**** Records for processing
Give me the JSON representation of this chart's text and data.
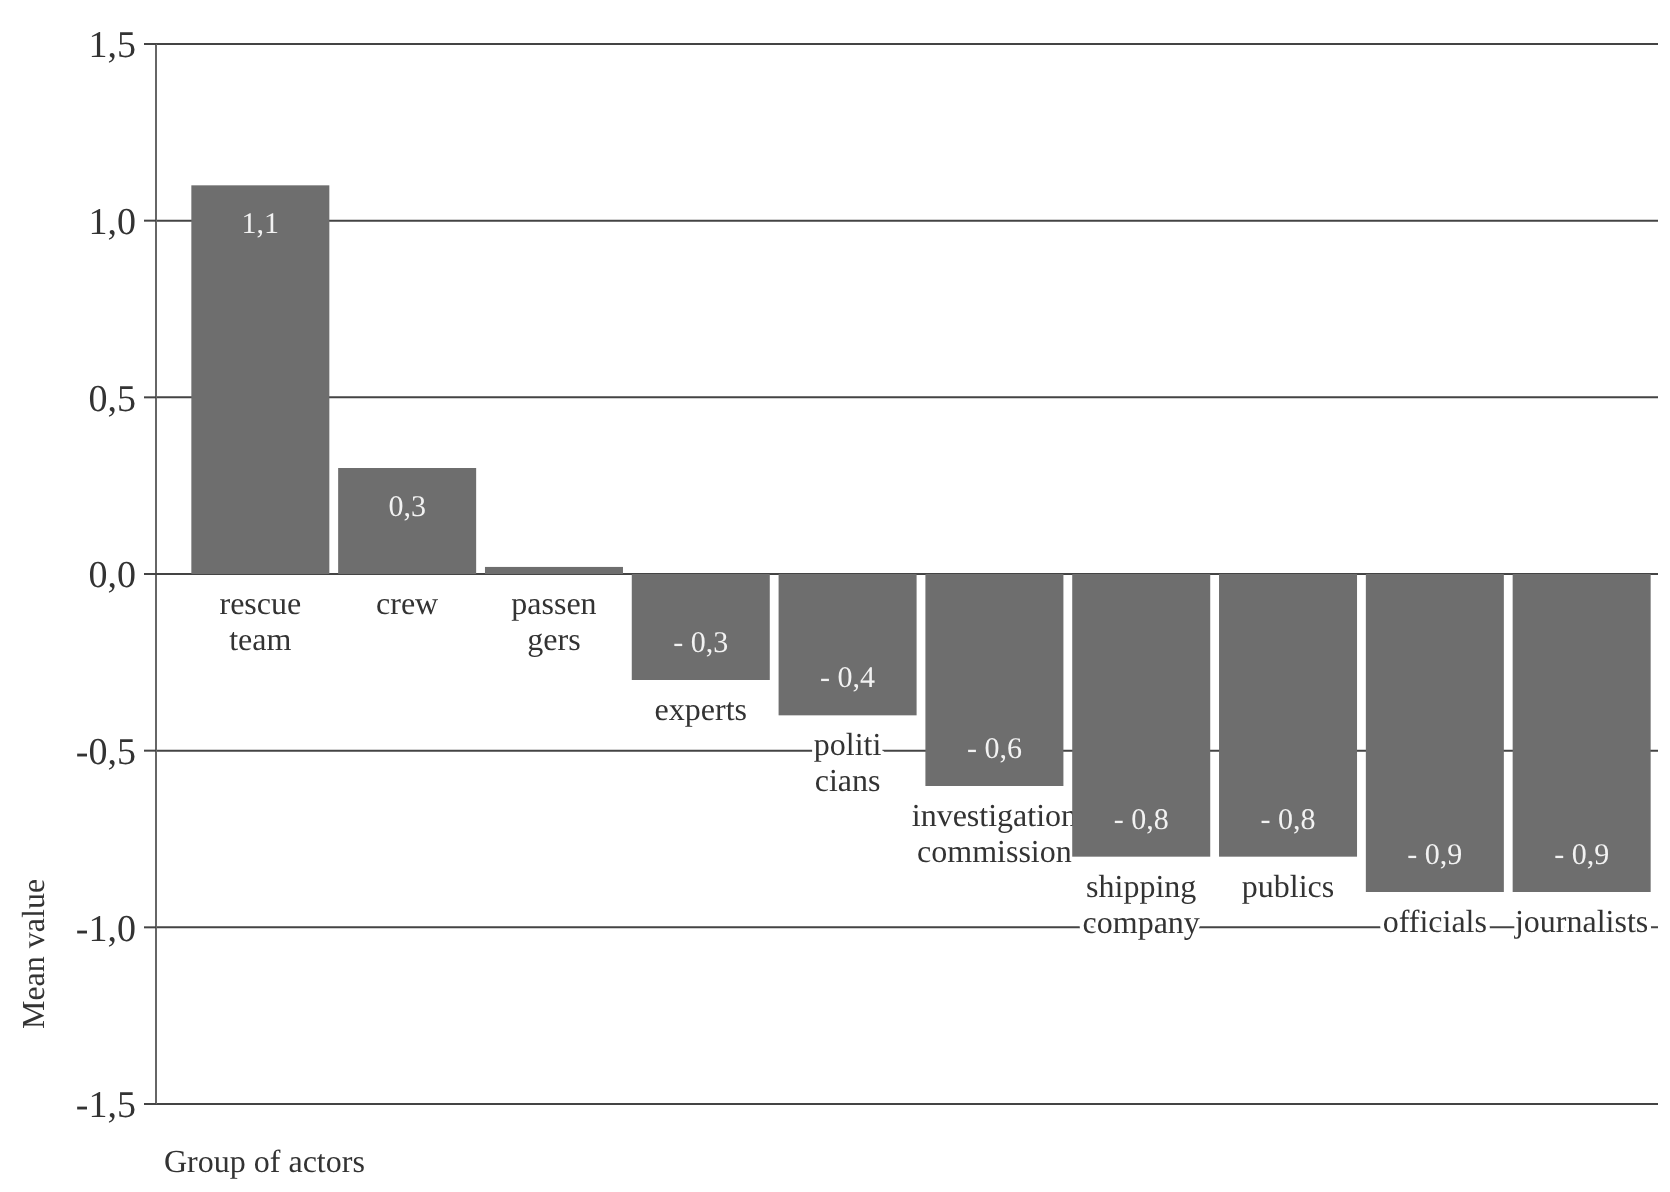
{
  "chart_data": {
    "type": "bar",
    "xlabel": "Group of actors",
    "ylabel": "Mean value",
    "categories": [
      "rescue\nteam",
      "crew",
      "passen\ngers",
      "experts",
      "politi\ncians",
      "investigation\ncommission",
      "shipping\ncompany",
      "publics",
      "officials",
      "journalists"
    ],
    "values": [
      1.1,
      0.3,
      0.02,
      -0.3,
      -0.4,
      -0.6,
      -0.8,
      -0.8,
      -0.9,
      -0.9
    ],
    "value_labels": [
      "1,1",
      "0,3",
      null,
      "- 0,3",
      "- 0,4",
      "- 0,6",
      "- 0,8",
      "- 0,8",
      "- 0,9",
      "- 0,9"
    ],
    "color": "#6e6e6e",
    "ylim": [
      -1.5,
      1.5
    ],
    "yticks": [
      {
        "value": -1.5,
        "label": "-1,5"
      },
      {
        "value": -1,
        "label": "-1,0"
      },
      {
        "value": -0.5,
        "label": "-0,5"
      },
      {
        "value": 0,
        "label": "0,0"
      },
      {
        "value": 0.5,
        "label": "0,5"
      },
      {
        "value": 1,
        "label": "1,0"
      },
      {
        "value": 1.5,
        "label": "1,5"
      }
    ],
    "grid": "y"
  }
}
********
Leave out the pictures and repeat everything else in the records exactly.

Task answer.
Give me the JSON representation of this chart's text and data.
{
  "chart_data": {
    "type": "bar",
    "xlabel": "Group of actors",
    "ylabel": "Mean value",
    "categories": [
      "rescue\nteam",
      "crew",
      "passen\ngers",
      "experts",
      "politi\ncians",
      "investigation\ncommission",
      "shipping\ncompany",
      "publics",
      "officials",
      "journalists"
    ],
    "values": [
      1.1,
      0.3,
      0.02,
      -0.3,
      -0.4,
      -0.6,
      -0.8,
      -0.8,
      -0.9,
      -0.9
    ],
    "value_labels": [
      "1,1",
      "0,3",
      null,
      "- 0,3",
      "- 0,4",
      "- 0,6",
      "- 0,8",
      "- 0,8",
      "- 0,9",
      "- 0,9"
    ],
    "color": "#6e6e6e",
    "ylim": [
      -1.5,
      1.5
    ],
    "yticks": [
      {
        "value": -1.5,
        "label": "-1,5"
      },
      {
        "value": -1,
        "label": "-1,0"
      },
      {
        "value": -0.5,
        "label": "-0,5"
      },
      {
        "value": 0,
        "label": "0,0"
      },
      {
        "value": 0.5,
        "label": "0,5"
      },
      {
        "value": 1,
        "label": "1,0"
      },
      {
        "value": 1.5,
        "label": "1,5"
      }
    ],
    "grid": "y"
  }
}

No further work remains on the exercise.